PROBLEM DETAILS: Please copy out, character for character, the lines of the listing below from the line with "net-short-segment [331,239,339,247]" to the line with "net-long-fill [548,235,554,312]", including both of those lines.

★ ★ ★

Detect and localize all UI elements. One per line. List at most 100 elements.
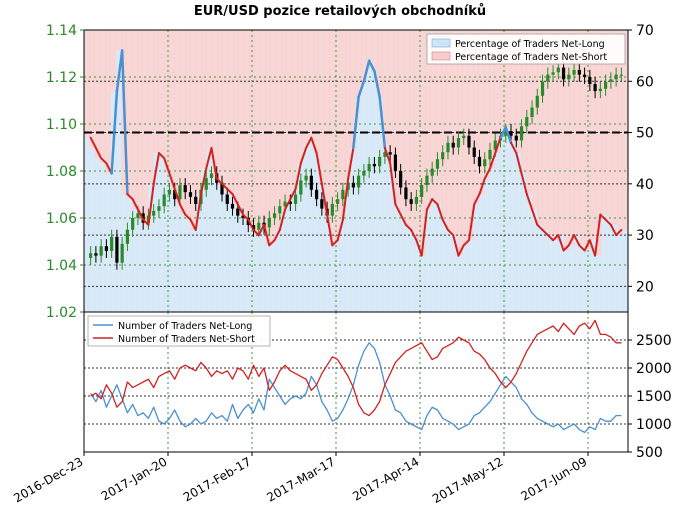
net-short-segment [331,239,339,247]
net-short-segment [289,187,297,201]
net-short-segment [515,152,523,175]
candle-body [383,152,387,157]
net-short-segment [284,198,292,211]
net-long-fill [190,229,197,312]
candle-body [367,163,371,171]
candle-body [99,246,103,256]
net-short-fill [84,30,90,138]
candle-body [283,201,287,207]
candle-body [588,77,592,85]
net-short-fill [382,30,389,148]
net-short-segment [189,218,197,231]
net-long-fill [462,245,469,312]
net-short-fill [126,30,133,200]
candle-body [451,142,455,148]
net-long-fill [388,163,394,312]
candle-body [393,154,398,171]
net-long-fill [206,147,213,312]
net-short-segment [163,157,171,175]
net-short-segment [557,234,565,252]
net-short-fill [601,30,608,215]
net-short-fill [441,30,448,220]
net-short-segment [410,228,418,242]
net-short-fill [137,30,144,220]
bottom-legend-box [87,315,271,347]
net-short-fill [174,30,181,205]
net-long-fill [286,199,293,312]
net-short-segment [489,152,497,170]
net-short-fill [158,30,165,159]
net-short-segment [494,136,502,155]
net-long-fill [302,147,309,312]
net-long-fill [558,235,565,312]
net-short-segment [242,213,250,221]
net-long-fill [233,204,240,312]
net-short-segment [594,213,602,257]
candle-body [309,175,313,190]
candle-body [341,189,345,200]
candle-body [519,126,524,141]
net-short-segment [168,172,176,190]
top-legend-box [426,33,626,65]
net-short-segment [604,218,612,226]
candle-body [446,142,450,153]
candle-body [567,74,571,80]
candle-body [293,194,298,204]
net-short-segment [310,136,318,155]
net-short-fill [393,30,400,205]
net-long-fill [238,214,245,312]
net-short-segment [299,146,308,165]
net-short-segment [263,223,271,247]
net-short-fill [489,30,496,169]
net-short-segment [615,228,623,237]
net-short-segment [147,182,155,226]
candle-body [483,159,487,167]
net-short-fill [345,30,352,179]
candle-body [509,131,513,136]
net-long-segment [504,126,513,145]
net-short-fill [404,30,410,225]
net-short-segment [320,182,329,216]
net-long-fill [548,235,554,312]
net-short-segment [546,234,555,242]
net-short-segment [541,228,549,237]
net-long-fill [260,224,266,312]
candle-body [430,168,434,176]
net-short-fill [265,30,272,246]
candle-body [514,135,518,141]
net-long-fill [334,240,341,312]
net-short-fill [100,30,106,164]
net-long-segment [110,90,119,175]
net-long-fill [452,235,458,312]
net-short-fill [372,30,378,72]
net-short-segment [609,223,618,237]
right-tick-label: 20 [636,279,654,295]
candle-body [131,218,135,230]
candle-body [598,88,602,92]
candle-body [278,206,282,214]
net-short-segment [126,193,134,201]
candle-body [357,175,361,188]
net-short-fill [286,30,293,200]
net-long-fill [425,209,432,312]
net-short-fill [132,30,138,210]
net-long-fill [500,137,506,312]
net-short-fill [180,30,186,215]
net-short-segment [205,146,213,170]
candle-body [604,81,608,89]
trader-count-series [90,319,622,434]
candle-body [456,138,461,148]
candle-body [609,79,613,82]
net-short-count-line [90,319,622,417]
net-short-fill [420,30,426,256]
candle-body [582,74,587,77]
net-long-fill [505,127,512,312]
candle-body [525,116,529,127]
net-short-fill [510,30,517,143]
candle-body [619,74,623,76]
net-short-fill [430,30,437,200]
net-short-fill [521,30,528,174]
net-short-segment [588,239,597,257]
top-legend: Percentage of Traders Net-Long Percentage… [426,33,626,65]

★ ★ ★

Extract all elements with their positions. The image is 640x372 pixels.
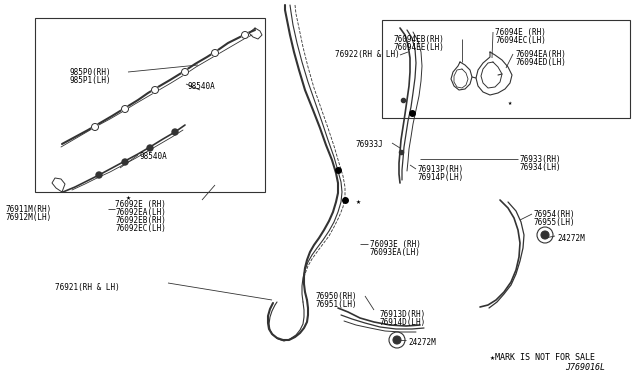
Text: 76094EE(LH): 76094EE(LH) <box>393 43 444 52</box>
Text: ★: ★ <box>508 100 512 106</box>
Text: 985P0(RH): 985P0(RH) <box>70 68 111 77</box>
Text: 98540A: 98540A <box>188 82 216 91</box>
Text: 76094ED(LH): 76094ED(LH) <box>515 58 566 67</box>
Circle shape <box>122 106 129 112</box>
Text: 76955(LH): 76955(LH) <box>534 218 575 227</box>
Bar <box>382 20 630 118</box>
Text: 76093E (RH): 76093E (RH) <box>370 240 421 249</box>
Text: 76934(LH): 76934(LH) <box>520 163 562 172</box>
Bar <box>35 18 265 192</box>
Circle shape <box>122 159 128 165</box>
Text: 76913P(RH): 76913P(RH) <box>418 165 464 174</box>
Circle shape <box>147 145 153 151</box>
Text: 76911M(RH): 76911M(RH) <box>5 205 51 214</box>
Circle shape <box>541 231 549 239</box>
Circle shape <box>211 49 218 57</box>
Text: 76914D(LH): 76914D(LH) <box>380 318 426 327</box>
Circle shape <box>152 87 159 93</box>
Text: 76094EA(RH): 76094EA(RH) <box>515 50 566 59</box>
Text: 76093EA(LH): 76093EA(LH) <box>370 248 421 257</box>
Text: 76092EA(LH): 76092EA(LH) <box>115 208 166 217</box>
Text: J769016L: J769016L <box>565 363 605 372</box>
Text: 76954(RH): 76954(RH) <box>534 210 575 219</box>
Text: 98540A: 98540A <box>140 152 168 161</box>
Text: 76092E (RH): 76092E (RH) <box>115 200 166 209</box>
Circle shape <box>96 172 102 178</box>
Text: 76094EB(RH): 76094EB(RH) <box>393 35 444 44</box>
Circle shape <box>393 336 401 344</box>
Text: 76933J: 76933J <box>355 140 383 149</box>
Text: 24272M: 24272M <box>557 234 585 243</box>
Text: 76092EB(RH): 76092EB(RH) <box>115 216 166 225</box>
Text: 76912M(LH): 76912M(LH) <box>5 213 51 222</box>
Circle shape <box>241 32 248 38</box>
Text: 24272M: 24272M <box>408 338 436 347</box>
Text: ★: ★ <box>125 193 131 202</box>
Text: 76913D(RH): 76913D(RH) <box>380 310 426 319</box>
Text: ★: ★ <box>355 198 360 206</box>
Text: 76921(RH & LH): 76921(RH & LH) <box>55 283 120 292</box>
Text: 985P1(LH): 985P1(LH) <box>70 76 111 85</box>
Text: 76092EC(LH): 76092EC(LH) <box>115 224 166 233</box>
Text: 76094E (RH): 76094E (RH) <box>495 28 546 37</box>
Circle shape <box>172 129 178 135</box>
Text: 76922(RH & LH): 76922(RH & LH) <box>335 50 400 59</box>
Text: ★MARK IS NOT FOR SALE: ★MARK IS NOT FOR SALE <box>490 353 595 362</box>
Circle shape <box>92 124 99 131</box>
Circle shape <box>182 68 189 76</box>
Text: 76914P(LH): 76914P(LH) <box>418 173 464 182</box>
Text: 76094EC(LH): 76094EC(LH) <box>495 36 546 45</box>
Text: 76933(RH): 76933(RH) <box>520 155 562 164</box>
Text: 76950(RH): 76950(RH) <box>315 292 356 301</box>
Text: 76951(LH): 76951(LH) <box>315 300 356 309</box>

★ ★ ★

TASK ANSWER:
net-short-segment [331,239,339,247]
net-short-segment [289,187,297,201]
net-short-segment [515,152,523,175]
candle-body [383,152,387,157]
net-short-segment [284,198,292,211]
net-long-fill [190,229,197,312]
candle-body [367,163,371,171]
candle-body [99,246,103,256]
net-short-fill [84,30,90,138]
candle-body [283,201,287,207]
candle-body [588,77,592,85]
net-short-fill [382,30,389,148]
net-short-segment [189,218,197,231]
net-long-fill [462,245,469,312]
net-short-fill [126,30,133,200]
candle-body [451,142,455,148]
net-long-fill [388,163,394,312]
candle-body [393,154,398,171]
net-long-fill [206,147,213,312]
net-short-segment [163,157,171,175]
net-short-segment [557,234,565,252]
net-short-fill [601,30,608,215]
net-short-fill [441,30,448,220]
net-short-segment [410,228,418,242]
net-short-fill [137,30,144,220]
bottom-legend-box [87,315,271,347]
net-short-fill [174,30,181,205]
net-long-fill [286,199,293,312]
net-short-segment [489,152,497,170]
net-short-fill [158,30,165,159]
net-short-segment [494,136,502,155]
net-long-fill [302,147,309,312]
net-long-fill [558,235,565,312]
net-short-segment [242,213,250,221]
net-long-fill [233,204,240,312]
net-short-segment [594,213,602,257]
candle-body [309,175,313,190]
candle-body [341,189,345,200]
candle-body [519,126,524,141]
net-short-segment [168,172,176,190]
top-legend-box [426,33,626,65]
net-short-segment [604,218,612,226]
candle-body [446,142,450,153]
candle-body [567,74,571,80]
candle-body [293,194,298,204]
net-short-segment [310,136,318,155]
net-short-fill [393,30,400,205]
net-long-fill [238,214,245,312]
net-short-segment [299,146,308,165]
net-short-segment [263,223,271,247]
net-short-fill [489,30,496,169]
net-short-segment [615,228,623,237]
net-short-segment [147,182,155,226]
candle-body [483,159,487,167]
net-short-fill [345,30,352,179]
candle-body [509,131,513,136]
net-long-segment [504,126,513,145]
net-short-fill [404,30,410,225]
net-short-segment [320,182,329,216]
net-long-fill [548,235,554,312]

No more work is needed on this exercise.